## [Stated problem 1]
Quote the passage on the Trade Promotion Authority bill word for word, in full.

## [Quoted passage]
● ● ● ●

On Friday, June 12, the U.S. House of Representatives rejected a bill called Trade Promotion Authority, which would have given President Barack Obama strong negotiating power to conclude a deal known as the Trans Pacific Partnership (TPP). In the works for 10 years, the TPP is a proposed free-trade agreement that would more closely link the American and Canadian economies with those of key Pacific Rim countries, including Chile, Japan, Australia, Vietnam, and six other countries straddling the Pacific Ocean. Participating countries in the TPP would agree to reduce and eliminate protective tariffs on imported goods from the other partners, and open up their markets for freer economic competition.
An important step towards facilitating the trade deal was the Trade Promotion Authority bill in the United States. This bill would essentially give President Obama a free hand to negotiate particular provisions of the TPP agreement, and eventually present the entire deal as a complete package for either a “yes” or “no” vote in Congress (as opposed to most other legislative bills, which are often subject to hundreds of amendments that modify specific aspects of a law). The other TPP negotiating countries see this authorization as critical to the success of the deal, as they negotiate concessions that could be politically harmful to their governments. In the absence of any assurance that a negotiated deal would be sent for approval in the United States in a “take-it-or-leave-it” format, TPP members fear that the process will reveal sensitive bargaining positions without receiving an equitable compromise from the United States.

● ● ● ●

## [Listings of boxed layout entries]
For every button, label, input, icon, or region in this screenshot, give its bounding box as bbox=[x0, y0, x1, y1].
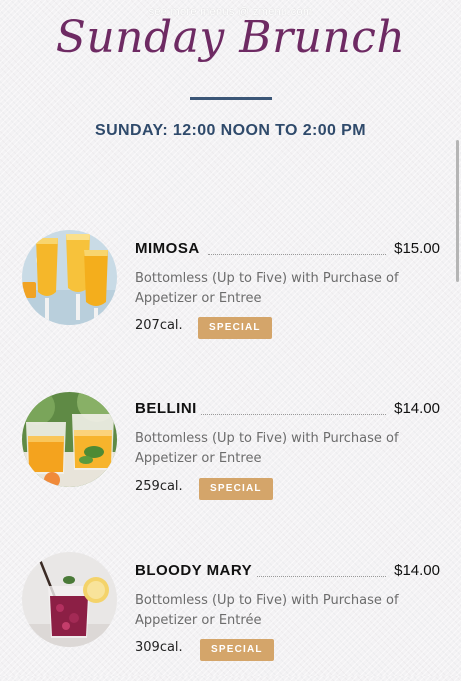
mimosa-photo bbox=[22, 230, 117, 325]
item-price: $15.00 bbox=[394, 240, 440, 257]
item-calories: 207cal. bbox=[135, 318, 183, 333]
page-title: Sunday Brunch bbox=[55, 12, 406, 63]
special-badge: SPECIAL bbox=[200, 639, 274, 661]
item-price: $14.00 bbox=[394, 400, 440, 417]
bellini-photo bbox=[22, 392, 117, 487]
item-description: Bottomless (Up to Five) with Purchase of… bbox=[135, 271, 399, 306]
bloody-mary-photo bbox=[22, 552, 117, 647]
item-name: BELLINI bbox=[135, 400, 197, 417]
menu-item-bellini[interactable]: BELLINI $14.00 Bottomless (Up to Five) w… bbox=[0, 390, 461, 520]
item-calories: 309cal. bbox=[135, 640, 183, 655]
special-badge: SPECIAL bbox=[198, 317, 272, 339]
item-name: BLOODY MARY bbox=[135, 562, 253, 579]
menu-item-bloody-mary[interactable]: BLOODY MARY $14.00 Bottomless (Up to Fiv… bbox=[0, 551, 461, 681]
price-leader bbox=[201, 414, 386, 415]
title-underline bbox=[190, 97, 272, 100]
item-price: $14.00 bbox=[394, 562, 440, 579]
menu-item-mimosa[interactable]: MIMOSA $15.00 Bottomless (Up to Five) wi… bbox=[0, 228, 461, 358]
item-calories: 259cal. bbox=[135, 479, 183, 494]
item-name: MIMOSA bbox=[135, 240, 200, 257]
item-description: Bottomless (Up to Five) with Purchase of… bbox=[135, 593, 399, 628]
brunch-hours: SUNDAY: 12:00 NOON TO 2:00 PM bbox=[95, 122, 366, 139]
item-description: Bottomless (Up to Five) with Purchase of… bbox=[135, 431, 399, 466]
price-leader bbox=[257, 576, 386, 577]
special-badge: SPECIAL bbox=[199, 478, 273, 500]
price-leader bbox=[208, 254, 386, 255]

● ● ● ●

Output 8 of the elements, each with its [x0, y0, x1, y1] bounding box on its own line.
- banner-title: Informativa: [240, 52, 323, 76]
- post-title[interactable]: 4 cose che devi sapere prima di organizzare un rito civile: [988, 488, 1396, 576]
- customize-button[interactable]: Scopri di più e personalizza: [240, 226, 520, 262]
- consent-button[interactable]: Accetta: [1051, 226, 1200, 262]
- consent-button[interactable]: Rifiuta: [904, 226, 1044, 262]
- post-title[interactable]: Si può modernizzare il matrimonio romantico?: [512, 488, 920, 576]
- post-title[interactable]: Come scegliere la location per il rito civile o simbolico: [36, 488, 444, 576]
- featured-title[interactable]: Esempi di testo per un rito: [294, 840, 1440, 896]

● ● ● ●

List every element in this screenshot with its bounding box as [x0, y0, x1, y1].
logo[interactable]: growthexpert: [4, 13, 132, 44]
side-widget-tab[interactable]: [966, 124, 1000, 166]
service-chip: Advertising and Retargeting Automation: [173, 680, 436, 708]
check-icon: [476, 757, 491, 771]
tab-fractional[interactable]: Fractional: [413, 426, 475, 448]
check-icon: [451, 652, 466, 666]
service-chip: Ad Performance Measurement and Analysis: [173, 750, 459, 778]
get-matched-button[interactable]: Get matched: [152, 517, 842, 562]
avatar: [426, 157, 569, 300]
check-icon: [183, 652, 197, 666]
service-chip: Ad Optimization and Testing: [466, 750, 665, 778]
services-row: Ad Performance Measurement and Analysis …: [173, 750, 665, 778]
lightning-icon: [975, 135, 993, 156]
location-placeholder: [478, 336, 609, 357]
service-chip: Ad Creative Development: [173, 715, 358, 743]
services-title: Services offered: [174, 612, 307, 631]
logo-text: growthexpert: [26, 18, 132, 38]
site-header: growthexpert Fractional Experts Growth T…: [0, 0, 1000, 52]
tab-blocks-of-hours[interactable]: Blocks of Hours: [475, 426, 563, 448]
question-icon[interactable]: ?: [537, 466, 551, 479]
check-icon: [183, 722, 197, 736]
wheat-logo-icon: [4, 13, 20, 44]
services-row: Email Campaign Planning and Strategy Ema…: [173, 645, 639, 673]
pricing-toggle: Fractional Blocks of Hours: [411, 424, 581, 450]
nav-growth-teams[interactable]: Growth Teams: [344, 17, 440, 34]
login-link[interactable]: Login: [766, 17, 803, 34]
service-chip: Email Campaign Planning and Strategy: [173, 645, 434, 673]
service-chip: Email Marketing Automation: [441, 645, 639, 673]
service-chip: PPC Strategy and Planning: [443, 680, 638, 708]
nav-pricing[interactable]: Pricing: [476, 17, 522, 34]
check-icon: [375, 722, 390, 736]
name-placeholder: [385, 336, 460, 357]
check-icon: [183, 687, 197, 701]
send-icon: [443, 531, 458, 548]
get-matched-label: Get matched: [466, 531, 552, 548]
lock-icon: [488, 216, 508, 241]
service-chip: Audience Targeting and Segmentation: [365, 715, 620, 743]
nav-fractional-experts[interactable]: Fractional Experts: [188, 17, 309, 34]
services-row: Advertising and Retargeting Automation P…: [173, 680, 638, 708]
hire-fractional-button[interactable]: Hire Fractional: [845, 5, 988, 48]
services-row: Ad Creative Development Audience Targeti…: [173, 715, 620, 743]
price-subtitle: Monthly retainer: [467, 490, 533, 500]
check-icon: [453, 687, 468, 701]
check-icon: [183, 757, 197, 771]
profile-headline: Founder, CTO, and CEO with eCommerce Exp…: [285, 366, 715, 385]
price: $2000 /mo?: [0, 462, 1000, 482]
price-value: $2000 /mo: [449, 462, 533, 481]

● ● ● ●

## [Stated problem 2]
Put the entries into a Markdown table with the columns Row and Line, beginning at the line that contains "For every button, label, input, icon, or" and stopping after the line that contains "price-leader bbox=[208, 254, 386, 255]". Leave out blank lines and any pictures.

## [Exercise result 1]
On Friday, June 12, the U.S. House of Representatives rejected a bill called Trade Promotion Authority, which would have given President Barack Obama strong negotiating power to conclude a deal known as the Trans Pacific Partnership (TPP). In the works for 10 years, the TPP is a proposed free-trade agreement that would more closely link the American and Canadian economies with those of key Pacific Rim countries, including Chile, Japan, Australia, Vietnam, and six other countries straddling the Pacific Ocean. Participating countries in the TPP would agree to reduce and eliminate protective tariffs on imported goods from the other partners, and open up their markets for freer economic competition.
An important step towards facilitating the trade deal was the Trade Promotion Authority bill in the United States. This bill would essentially give President Obama a free hand to negotiate particular provisions of the TPP agreement, and eventually present the entire deal as a complete package for either a “yes” or “no” vote in Congress (as opposed to most other legislative bills, which are often subject to hundreds of amendments that modify specific aspects of a law). The other TPP negotiating countries see this authorization as critical to the success of the deal, as they negotiate concessions that could be politically harmful to their governments. In the absence of any assurance that a negotiated deal would be sent for approval in the United States in a “take-it-or-leave-it” format, TPP members fear that the process will reveal sensitive bargaining positions without receiving an equitable compromise from the United States.

## [Exercise result 2]
| Row | Line |
|---|---|
| 1 | For every button, label, input, icon, or region in this screenshot, give its bounding box as bbox=[x0, y0, x1, y1]. |
| 2 | mimosa-photo bbox=[22, 230, 117, 325] |
| 3 | item-price: $15.00 bbox=[394, 240, 440, 257] |
| 4 | item-calories: 207cal. bbox=[135, 318, 183, 333] |
| 5 | page-title: Sunday Brunch bbox=[55, 12, 406, 63] |
| 6 | special-badge: SPECIAL bbox=[200, 639, 274, 661] |
| 7 | item-price: $14.00 bbox=[394, 400, 440, 417] |
| 8 | bellini-photo bbox=[22, 392, 117, 487] |
| 9 | item-description: Bottomless (Up to Five) with Purchase of… bbox=[135, 271, 399, 306] |
| 10 | bloody-mary-photo bbox=[22, 552, 117, 647] |
| 11 | item-name: BELLINI bbox=[135, 400, 197, 417] |
| 12 | menu-item-bellini[interactable]: BELLINI $14.00 Bottomless (Up to Five) w… bbox=[0, 390, 461, 520] |
| 13 | item-calories: 309cal. bbox=[135, 640, 183, 655] |
| 14 | special-badge: SPECIAL bbox=[198, 317, 272, 339] |
| 15 | item-name: BLOODY MARY bbox=[135, 562, 253, 579] |
| 16 | menu-item-bloody-mary[interactable]: BLOODY MARY $14.00 Bottomless (Up to Fiv… bbox=[0, 551, 461, 681] |
| 17 | price-leader bbox=[201, 414, 386, 415] |
| 18 | title-underline bbox=[190, 97, 272, 100] |
| 19 | item-price: $14.00 bbox=[394, 562, 440, 579] |
| 20 | menu-item-mimosa[interactable]: MIMOSA $15.00 Bottomless (Up to Five) wi… bbox=[0, 228, 461, 358] |
| 21 | item-calories: 259cal. bbox=[135, 479, 183, 494] |
| 22 | item-name: MIMOSA bbox=[135, 240, 200, 257] |
| 23 | item-description: Bottomless (Up to Five) with Purchase of… bbox=[135, 593, 399, 628] |
| 24 | brunch-hours: SUNDAY: 12:00 NOON TO 2:00 PM bbox=[95, 122, 366, 139] |
| 25 | item-description: Bottomless (Up to Five) with Purchase of… bbox=[135, 431, 399, 466] |
| 26 | price-leader bbox=[257, 576, 386, 577] |
| 27 | special-badge: SPECIAL bbox=[199, 478, 273, 500] |
| 28 | price-leader bbox=[208, 254, 386, 255] |